* EXERCISE PROMPT
Copy the data precisely, keeping every character.

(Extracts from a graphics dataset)
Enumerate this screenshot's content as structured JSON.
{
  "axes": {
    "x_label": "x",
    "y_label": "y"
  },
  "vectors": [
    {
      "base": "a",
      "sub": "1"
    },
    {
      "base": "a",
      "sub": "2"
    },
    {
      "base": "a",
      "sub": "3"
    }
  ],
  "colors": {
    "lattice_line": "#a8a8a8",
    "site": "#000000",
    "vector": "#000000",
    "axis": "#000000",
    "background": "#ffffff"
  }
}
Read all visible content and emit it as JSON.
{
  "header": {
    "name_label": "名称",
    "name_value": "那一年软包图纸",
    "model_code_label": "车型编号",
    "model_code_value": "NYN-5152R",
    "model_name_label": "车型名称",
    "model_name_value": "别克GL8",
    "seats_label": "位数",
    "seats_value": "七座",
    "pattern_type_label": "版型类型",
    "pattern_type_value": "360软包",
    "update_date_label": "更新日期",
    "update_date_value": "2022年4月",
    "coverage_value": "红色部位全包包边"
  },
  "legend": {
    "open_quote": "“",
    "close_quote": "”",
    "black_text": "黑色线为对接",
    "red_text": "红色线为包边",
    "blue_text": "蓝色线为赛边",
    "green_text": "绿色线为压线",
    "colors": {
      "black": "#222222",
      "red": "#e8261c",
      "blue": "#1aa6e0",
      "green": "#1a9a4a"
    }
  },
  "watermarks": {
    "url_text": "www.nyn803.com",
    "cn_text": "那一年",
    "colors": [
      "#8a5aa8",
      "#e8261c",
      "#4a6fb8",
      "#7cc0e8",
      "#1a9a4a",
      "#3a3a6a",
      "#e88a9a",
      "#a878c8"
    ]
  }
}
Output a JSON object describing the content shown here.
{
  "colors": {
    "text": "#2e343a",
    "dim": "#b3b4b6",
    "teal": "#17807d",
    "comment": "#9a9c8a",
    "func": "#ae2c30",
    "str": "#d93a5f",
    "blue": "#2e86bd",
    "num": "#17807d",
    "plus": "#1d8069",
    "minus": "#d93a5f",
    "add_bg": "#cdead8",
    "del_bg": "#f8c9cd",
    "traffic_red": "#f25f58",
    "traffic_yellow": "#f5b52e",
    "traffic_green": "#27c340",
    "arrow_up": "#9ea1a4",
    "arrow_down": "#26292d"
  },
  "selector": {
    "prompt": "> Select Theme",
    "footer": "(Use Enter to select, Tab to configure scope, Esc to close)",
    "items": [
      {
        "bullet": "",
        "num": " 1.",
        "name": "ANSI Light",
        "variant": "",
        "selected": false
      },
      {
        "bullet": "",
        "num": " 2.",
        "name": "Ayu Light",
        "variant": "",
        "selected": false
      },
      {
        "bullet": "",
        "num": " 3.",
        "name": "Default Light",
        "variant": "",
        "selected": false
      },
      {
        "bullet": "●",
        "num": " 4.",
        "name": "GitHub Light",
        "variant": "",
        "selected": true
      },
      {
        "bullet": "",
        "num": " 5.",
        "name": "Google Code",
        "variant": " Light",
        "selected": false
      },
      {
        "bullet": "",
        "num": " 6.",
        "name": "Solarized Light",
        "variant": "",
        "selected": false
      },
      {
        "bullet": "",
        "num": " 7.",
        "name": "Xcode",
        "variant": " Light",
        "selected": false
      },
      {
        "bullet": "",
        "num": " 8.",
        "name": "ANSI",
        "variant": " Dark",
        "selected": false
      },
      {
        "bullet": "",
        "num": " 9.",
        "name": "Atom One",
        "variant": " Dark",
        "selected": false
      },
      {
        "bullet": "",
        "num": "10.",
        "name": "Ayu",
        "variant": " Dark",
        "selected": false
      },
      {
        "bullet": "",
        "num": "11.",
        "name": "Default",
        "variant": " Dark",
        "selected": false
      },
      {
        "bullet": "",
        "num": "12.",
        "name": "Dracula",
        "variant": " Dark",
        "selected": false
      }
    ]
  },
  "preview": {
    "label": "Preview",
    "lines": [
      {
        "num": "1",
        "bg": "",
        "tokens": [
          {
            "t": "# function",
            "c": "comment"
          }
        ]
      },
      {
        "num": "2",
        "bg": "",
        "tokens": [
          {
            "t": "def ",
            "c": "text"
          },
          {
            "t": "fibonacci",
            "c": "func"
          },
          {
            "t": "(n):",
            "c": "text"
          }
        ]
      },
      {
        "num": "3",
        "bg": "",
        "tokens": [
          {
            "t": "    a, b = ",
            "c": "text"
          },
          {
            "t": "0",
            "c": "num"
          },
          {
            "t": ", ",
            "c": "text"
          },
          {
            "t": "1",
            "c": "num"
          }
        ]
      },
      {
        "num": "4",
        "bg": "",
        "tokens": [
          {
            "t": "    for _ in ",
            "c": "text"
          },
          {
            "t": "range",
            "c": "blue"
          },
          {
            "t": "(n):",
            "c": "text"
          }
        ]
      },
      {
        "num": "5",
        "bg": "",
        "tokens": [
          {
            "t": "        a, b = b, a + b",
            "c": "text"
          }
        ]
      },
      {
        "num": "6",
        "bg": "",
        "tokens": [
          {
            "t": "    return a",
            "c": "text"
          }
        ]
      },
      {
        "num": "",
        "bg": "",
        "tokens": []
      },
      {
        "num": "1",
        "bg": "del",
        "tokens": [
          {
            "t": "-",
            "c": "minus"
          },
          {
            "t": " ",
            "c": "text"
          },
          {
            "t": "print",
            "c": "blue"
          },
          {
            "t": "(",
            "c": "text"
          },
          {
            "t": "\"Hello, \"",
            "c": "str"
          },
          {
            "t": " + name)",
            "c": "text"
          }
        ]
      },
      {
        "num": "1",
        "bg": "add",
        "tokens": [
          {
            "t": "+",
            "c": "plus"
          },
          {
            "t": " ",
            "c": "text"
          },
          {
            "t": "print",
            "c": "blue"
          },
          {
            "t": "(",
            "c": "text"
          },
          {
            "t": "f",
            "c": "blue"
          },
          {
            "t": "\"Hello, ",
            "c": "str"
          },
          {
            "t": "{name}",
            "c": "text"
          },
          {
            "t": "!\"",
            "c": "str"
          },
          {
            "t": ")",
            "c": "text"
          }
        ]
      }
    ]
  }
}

* WRITTEN ANSWER
Enumerate this screenshot's content as structured JSON.
{
  "axes": {
    "x_label": "x",
    "y_label": "y"
  },
  "vectors": [
    {
      "base": "a",
      "sub": "1"
    },
    {
      "base": "a",
      "sub": "2"
    },
    {
      "base": "a",
      "sub": "3"
    }
  ],
  "colors": {
    "lattice_line": "#a8a8a8",
    "site": "#000000",
    "vector": "#000000",
    "axis": "#000000",
    "background": "#ffffff"
  }
}
Read all visible content and emit it as JSON.
{
  "header": {
    "name_label": "名称",
    "name_value": "那一年软包图纸",
    "model_code_label": "车型编号",
    "model_code_value": "NYN-5152R",
    "model_name_label": "车型名称",
    "model_name_value": "别克GL8",
    "seats_label": "位数",
    "seats_value": "七座",
    "pattern_type_label": "版型类型",
    "pattern_type_value": "360软包",
    "update_date_label": "更新日期",
    "update_date_value": "2022年4月",
    "coverage_value": "红色部位全包包边"
  },
  "legend": {
    "open_quote": "“",
    "close_quote": "”",
    "black_text": "黑色线为对接",
    "red_text": "红色线为包边",
    "blue_text": "蓝色线为赛边",
    "green_text": "绿色线为压线",
    "colors": {
      "black": "#222222",
      "red": "#e8261c",
      "blue": "#1aa6e0",
      "green": "#1a9a4a"
    }
  },
  "watermarks": {
    "url_text": "www.nyn803.com",
    "cn_text": "那一年",
    "colors": [
      "#8a5aa8",
      "#e8261c",
      "#4a6fb8",
      "#7cc0e8",
      "#1a9a4a",
      "#3a3a6a",
      "#e88a9a",
      "#a878c8"
    ]
  }
}
Output a JSON object describing the content shown here.
{
  "colors": {
    "text": "#2e343a",
    "dim": "#b3b4b6",
    "teal": "#17807d",
    "comment": "#9a9c8a",
    "func": "#ae2c30",
    "str": "#d93a5f",
    "blue": "#2e86bd",
    "num": "#17807d",
    "plus": "#1d8069",
    "minus": "#d93a5f",
    "add_bg": "#cdead8",
    "del_bg": "#f8c9cd",
    "traffic_red": "#f25f58",
    "traffic_yellow": "#f5b52e",
    "traffic_green": "#27c340",
    "arrow_up": "#9ea1a4",
    "arrow_down": "#26292d"
  },
  "selector": {
    "prompt": "> Select Theme",
    "footer": "(Use Enter to select, Tab to configure scope, Esc to close)",
    "items": [
      {
        "bullet": "",
        "num": " 1.",
        "name": "ANSI Light",
        "variant": "",
        "selected": false
      },
      {
        "bullet": "",
        "num": " 2.",
        "name": "Ayu Light",
        "variant": "",
        "selected": false
      },
      {
        "bullet": "",
        "num": " 3.",
        "name": "Default Light",
        "variant": "",
        "selected": false
      },
      {
        "bullet": "●",
        "num": " 4.",
        "name": "GitHub Light",
        "variant": "",
        "selected": true
      },
      {
        "bullet": "",
        "num": " 5.",
        "name": "Google Code",
        "variant": " Light",
        "selected": false
      },
      {
        "bullet": "",
        "num": " 6.",
        "name": "Solarized Light",
        "variant": "",
        "selected": false
      },
      {
        "bullet": "",
        "num": " 7.",
        "name": "Xcode",
        "variant": " Light",
        "selected": false
      },
      {
        "bullet": "",
        "num": " 8.",
        "name": "ANSI",
        "variant": " Dark",
        "selected": false
      },
      {
        "bullet": "",
        "num": " 9.",
        "name": "Atom One",
        "variant": " Dark",
        "selected": false
      },
      {
        "bullet": "",
        "num": "10.",
        "name": "Ayu",
        "variant": " Dark",
        "selected": false
      },
      {
        "bullet": "",
        "num": "11.",
        "name": "Default",
        "variant": " Dark",
        "selected": false
      },
      {
        "bullet": "",
        "num": "12.",
        "name": "Dracula",
        "variant": " Dark",
        "selected": false
      }
    ]
  },
  "preview": {
    "label": "Preview",
    "lines": [
      {
        "num": "1",
        "bg": "",
        "tokens": [
          {
            "t": "# function",
            "c": "comment"
          }
        ]
      },
      {
        "num": "2",
        "bg": "",
        "tokens": [
          {
            "t": "def ",
            "c": "text"
          },
          {
            "t": "fibonacci",
            "c": "func"
          },
          {
            "t": "(n):",
            "c": "text"
          }
        ]
      },
      {
        "num": "3",
        "bg": "",
        "tokens": [
          {
            "t": "    a, b = ",
            "c": "text"
          },
          {
            "t": "0",
            "c": "num"
          },
          {
            "t": ", ",
            "c": "text"
          },
          {
            "t": "1",
            "c": "num"
          }
        ]
      },
      {
        "num": "4",
        "bg": "",
        "tokens": [
          {
            "t": "    for _ in ",
            "c": "text"
          },
          {
            "t": "range",
            "c": "blue"
          },
          {
            "t": "(n):",
            "c": "text"
          }
        ]
      },
      {
        "num": "5",
        "bg": "",
        "tokens": [
          {
            "t": "        a, b = b, a + b",
            "c": "text"
          }
        ]
      },
      {
        "num": "6",
        "bg": "",
        "tokens": [
          {
            "t": "    return a",
            "c": "text"
          }
        ]
      },
      {
        "num": "",
        "bg": "",
        "tokens": []
      },
      {
        "num": "1",
        "bg": "del",
        "tokens": [
          {
            "t": "-",
            "c": "minus"
          },
          {
            "t": " ",
            "c": "text"
          },
          {
            "t": "print",
            "c": "blue"
          },
          {
            "t": "(",
            "c": "text"
          },
          {
            "t": "\"Hello, \"",
            "c": "str"
          },
          {
            "t": " + name)",
            "c": "text"
          }
        ]
      },
      {
        "num": "1",
        "bg": "add",
        "tokens": [
          {
            "t": "+",
            "c": "plus"
          },
          {
            "t": " ",
            "c": "text"
          },
          {
            "t": "print",
            "c": "blue"
          },
          {
            "t": "(",
            "c": "text"
          },
          {
            "t": "f",
            "c": "blue"
          },
          {
            "t": "\"Hello, ",
            "c": "str"
          },
          {
            "t": "{name}",
            "c": "text"
          },
          {
            "t": "!\"",
            "c": "str"
          },
          {
            "t": ")",
            "c": "text"
          }
        ]
      }
    ]
  }
}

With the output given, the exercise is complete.